▶ _What to do_
Hunt for the word "because" across the entries below, copying each line that holds it.

Part of a data file:
# # # # #

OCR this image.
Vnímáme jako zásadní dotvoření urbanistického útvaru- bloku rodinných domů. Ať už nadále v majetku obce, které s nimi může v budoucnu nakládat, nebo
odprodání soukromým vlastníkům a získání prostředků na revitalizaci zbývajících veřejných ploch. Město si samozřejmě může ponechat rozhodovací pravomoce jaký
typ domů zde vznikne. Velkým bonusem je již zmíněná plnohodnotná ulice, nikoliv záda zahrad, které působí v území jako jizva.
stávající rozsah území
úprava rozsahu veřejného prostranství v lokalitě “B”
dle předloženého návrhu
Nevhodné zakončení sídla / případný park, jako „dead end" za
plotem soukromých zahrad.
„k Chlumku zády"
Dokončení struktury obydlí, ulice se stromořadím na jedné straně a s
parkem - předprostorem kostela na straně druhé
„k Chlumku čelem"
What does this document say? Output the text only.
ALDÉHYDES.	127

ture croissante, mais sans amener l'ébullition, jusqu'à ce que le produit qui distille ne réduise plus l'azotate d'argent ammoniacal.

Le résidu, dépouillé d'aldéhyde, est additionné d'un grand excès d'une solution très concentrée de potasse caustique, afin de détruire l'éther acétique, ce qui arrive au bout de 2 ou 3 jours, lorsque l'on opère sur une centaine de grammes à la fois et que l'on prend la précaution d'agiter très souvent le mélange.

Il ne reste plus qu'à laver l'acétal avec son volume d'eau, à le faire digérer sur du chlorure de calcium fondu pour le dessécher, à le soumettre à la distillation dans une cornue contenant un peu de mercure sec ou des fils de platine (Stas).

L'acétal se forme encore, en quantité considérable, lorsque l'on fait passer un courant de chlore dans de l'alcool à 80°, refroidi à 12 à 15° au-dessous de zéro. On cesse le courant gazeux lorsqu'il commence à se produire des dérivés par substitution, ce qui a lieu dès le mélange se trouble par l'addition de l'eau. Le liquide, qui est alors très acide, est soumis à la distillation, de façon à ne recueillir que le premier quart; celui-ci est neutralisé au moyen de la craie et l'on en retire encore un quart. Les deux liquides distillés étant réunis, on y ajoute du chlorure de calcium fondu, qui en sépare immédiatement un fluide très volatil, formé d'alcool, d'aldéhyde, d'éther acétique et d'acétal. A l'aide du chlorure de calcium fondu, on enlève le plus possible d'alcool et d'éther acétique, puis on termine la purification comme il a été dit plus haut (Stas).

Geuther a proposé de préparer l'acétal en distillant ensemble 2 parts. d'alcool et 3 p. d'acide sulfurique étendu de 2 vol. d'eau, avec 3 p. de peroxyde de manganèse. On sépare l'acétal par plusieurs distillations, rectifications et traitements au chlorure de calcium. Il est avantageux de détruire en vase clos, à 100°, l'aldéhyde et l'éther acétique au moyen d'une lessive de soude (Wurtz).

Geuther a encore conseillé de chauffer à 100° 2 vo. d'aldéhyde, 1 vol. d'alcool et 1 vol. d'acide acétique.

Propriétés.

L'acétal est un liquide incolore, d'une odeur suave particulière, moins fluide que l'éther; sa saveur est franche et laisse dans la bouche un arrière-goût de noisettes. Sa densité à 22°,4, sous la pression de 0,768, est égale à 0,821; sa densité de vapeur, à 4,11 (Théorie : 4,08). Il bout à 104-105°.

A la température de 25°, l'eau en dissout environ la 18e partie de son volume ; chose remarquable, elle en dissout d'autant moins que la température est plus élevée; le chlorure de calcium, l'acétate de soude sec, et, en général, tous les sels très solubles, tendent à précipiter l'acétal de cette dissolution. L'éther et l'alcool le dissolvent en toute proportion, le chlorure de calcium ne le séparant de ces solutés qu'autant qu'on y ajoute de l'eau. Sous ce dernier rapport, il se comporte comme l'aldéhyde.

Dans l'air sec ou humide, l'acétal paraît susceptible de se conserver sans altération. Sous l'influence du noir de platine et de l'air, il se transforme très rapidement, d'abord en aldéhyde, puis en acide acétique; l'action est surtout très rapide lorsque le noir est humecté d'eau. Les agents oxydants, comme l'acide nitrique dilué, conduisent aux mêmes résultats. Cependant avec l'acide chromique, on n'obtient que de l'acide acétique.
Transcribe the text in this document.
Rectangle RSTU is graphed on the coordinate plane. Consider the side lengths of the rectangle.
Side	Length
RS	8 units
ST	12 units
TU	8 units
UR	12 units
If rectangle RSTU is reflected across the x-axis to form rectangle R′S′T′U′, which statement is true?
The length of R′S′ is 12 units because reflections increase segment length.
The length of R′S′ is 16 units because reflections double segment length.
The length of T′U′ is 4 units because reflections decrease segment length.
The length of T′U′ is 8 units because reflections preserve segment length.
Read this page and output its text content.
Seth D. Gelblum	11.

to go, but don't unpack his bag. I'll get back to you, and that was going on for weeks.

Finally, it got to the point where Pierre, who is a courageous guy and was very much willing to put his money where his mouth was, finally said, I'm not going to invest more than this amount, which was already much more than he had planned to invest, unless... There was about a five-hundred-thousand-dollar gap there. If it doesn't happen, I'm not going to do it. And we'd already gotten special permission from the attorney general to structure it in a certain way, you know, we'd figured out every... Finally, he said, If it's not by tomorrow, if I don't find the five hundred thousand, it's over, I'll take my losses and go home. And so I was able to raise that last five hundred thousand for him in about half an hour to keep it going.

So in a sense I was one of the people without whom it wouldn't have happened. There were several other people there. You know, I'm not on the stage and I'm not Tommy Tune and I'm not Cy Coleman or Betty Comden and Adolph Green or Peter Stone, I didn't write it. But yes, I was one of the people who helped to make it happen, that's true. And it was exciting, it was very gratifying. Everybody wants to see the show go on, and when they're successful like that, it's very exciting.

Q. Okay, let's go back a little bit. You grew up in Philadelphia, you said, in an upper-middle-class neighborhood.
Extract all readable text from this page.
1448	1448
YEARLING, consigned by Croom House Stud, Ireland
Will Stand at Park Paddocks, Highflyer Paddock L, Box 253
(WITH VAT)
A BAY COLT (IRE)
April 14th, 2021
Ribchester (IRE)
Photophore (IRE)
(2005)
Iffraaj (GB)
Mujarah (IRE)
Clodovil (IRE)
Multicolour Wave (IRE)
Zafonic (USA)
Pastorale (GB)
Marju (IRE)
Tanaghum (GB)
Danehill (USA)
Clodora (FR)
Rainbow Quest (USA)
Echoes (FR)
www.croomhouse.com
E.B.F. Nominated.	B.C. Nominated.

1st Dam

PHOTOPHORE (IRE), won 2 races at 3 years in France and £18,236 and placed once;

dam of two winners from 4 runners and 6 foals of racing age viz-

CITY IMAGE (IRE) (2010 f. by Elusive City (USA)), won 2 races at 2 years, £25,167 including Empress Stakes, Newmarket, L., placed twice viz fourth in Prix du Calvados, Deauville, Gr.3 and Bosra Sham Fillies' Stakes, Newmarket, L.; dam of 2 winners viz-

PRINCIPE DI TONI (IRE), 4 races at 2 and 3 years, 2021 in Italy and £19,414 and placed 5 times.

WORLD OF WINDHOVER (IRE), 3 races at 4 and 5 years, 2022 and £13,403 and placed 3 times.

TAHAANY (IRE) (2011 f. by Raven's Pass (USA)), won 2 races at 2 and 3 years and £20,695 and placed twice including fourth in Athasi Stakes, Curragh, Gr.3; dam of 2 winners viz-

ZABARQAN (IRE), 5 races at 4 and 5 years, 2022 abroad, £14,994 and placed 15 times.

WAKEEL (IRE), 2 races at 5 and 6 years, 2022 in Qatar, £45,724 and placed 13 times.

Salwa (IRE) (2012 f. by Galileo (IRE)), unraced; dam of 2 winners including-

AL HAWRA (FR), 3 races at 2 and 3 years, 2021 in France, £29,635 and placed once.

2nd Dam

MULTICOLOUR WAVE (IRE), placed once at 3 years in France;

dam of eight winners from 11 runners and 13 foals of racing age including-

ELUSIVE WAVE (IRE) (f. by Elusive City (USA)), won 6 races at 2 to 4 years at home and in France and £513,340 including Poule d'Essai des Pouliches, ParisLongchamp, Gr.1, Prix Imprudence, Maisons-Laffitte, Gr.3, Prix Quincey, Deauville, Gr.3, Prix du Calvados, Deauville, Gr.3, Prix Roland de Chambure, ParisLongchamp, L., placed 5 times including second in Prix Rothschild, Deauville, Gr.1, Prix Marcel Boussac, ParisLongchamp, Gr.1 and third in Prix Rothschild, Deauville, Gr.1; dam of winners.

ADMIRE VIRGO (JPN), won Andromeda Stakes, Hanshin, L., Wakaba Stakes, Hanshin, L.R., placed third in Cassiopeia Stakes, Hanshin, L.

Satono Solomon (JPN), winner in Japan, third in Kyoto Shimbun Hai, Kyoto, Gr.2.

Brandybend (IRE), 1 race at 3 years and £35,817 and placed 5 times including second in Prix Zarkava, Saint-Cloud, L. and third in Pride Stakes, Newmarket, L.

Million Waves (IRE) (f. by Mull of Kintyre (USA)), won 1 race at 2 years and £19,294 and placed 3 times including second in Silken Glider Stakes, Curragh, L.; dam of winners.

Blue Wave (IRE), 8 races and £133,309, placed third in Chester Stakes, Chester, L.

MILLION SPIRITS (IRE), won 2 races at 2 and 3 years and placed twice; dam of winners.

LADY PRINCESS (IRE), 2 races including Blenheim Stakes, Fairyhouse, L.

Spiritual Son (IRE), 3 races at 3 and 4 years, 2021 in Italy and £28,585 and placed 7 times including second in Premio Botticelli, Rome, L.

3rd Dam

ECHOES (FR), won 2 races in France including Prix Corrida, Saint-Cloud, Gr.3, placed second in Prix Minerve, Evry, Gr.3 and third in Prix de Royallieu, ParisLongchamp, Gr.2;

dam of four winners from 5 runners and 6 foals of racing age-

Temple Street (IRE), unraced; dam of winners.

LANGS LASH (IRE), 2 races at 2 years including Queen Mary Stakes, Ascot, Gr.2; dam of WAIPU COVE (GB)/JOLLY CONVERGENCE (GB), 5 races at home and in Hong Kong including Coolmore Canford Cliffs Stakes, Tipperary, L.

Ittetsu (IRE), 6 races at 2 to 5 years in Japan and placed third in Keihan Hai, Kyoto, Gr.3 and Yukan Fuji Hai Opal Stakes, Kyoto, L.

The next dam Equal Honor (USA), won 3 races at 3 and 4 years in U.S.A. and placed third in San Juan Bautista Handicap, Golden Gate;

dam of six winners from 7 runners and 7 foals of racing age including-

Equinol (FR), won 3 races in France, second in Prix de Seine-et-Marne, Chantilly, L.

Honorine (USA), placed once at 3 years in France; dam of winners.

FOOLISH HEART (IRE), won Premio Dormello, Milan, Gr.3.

# # # # #

▶ _Full answer_
The length of R′S′ is 12 units because reflections increase segment length.
The length of R′S′ is 16 units because reflections double segment length.
The length of T′U′ is 4 units because reflections decrease segment length.
The length of T′U′ is 8 units because reflections preserve segment length.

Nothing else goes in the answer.